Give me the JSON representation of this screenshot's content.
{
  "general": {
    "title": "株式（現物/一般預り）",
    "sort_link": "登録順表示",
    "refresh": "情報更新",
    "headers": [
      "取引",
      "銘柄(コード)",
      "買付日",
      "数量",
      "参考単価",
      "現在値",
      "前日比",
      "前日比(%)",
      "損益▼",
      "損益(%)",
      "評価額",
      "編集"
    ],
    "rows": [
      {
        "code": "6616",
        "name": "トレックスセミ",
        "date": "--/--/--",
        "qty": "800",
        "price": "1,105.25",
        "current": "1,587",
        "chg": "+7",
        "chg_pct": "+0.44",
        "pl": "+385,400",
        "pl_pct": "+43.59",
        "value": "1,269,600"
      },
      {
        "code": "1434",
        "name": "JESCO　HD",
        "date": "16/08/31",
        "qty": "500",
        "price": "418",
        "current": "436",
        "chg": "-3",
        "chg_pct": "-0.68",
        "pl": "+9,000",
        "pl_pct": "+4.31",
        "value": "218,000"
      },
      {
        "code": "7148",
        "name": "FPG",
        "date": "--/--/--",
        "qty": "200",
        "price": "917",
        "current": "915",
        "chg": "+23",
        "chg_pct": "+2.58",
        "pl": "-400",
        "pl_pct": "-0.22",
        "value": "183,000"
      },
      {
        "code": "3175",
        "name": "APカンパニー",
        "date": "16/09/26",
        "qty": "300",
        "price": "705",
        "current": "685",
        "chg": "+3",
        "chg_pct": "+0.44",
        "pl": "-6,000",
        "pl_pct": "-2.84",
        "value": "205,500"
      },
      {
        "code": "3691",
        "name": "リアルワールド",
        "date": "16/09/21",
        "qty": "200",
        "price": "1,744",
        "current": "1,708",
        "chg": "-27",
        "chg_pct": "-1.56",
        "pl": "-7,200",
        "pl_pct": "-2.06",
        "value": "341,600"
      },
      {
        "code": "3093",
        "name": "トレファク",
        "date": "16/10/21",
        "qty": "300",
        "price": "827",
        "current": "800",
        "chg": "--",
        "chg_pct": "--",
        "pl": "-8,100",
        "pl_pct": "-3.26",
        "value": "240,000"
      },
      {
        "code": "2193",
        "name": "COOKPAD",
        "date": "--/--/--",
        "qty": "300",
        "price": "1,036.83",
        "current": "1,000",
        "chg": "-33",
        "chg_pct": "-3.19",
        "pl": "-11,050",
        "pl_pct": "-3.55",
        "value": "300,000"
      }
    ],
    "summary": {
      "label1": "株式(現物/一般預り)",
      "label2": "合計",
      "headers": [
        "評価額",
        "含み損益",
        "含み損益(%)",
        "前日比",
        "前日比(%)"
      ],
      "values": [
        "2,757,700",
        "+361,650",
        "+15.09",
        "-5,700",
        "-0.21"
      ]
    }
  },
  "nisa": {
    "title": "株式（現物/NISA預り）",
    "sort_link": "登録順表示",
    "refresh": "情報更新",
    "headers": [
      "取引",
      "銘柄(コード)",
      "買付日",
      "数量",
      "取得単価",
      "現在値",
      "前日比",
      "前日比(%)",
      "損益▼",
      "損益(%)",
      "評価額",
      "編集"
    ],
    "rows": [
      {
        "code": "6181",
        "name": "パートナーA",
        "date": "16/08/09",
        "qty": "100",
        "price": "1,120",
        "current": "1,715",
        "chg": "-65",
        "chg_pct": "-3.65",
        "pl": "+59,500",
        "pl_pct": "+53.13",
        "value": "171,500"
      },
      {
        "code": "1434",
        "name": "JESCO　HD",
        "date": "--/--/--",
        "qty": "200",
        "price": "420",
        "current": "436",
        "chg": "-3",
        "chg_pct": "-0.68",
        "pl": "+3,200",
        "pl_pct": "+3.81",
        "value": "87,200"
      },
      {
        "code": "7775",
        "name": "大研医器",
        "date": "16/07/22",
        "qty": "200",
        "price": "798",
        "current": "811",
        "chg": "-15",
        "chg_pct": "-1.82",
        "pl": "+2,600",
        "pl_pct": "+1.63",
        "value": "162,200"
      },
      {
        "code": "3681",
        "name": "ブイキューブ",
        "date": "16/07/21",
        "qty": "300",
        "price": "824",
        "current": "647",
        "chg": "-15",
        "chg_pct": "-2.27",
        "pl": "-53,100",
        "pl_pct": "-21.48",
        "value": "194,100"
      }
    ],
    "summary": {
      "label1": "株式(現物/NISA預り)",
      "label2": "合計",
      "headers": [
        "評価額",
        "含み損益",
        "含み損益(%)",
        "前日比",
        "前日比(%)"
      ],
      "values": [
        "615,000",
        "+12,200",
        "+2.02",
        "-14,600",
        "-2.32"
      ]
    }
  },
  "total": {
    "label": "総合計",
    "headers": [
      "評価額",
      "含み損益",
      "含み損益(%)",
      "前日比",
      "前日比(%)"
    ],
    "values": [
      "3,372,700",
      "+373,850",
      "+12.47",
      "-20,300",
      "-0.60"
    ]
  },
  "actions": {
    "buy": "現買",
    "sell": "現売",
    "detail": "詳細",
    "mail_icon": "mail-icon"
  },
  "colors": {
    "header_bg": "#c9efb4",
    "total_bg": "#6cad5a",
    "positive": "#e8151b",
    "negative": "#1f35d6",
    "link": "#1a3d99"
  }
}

...

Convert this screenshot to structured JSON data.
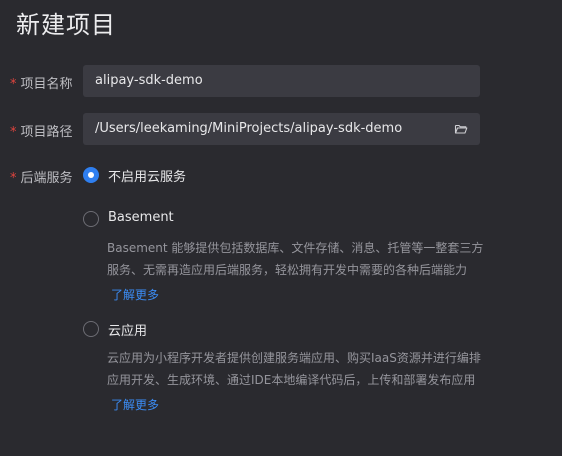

==

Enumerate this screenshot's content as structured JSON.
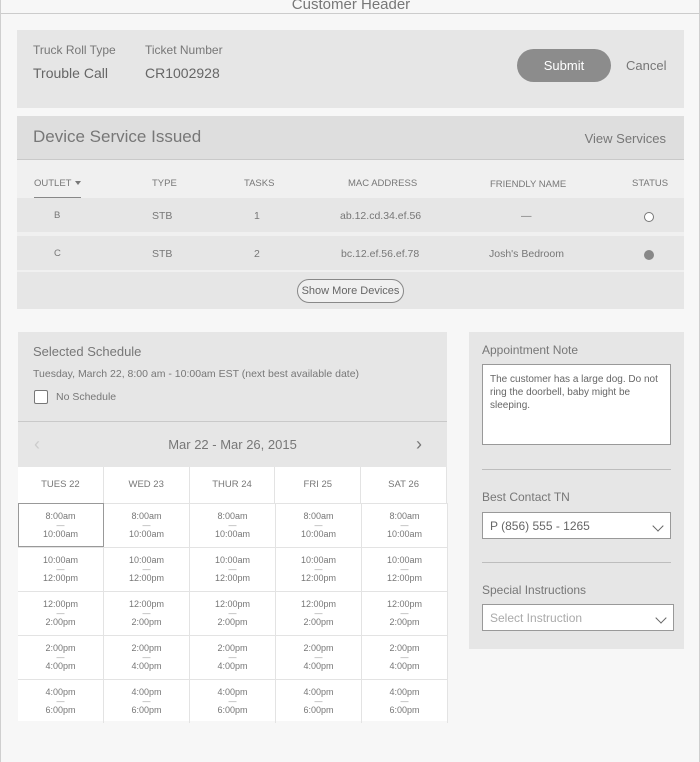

__What is needed__:
Of the lines above, copy each that contains "structured".

__Exercise output__:
Convert this screenshot to structured JSON data.
Enumerate this screenshot's content as structured JSON.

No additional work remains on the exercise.